-- start of Source data --
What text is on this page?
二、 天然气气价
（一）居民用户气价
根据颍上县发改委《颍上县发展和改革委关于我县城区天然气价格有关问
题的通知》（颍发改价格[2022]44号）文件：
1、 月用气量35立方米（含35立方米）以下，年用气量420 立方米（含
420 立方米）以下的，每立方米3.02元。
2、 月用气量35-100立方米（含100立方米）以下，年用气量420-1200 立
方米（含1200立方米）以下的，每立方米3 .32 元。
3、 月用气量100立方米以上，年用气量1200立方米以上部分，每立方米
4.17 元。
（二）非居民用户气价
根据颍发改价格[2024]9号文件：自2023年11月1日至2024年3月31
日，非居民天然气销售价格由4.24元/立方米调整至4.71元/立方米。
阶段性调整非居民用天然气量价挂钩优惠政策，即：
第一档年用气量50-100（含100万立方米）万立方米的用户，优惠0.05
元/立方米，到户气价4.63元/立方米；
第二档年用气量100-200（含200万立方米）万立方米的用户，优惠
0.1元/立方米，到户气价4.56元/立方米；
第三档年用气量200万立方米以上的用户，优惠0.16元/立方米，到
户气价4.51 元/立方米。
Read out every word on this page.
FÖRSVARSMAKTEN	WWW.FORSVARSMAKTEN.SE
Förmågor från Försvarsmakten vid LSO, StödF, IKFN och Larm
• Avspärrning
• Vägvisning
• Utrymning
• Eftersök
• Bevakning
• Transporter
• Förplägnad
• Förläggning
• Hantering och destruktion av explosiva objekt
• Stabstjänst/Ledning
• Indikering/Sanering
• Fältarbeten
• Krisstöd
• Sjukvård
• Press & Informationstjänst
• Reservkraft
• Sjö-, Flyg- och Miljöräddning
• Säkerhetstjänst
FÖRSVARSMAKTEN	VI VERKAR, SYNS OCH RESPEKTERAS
-- end of Source data --
Reproduce only those lines of the entries above that run from the line with "Read out every word on this page." to the final line.

Reply ▸
Read out every word on this page.
FÖRSVARSMAKTEN	WWW.FORSVARSMAKTEN.SE
Förmågor från Försvarsmakten vid LSO, StödF, IKFN och Larm
• Avspärrning
• Vägvisning
• Utrymning
• Eftersök
• Bevakning
• Transporter
• Förplägnad
• Förläggning
• Hantering och destruktion av explosiva objekt
• Stabstjänst/Ledning
• Indikering/Sanering
• Fältarbeten
• Krisstöd
• Sjukvård
• Press & Informationstjänst
• Reservkraft
• Sjö-, Flyg- och Miljöräddning
• Säkerhetstjänst
FÖRSVARSMAKTEN	VI VERKAR, SYNS OCH RESPEKTERAS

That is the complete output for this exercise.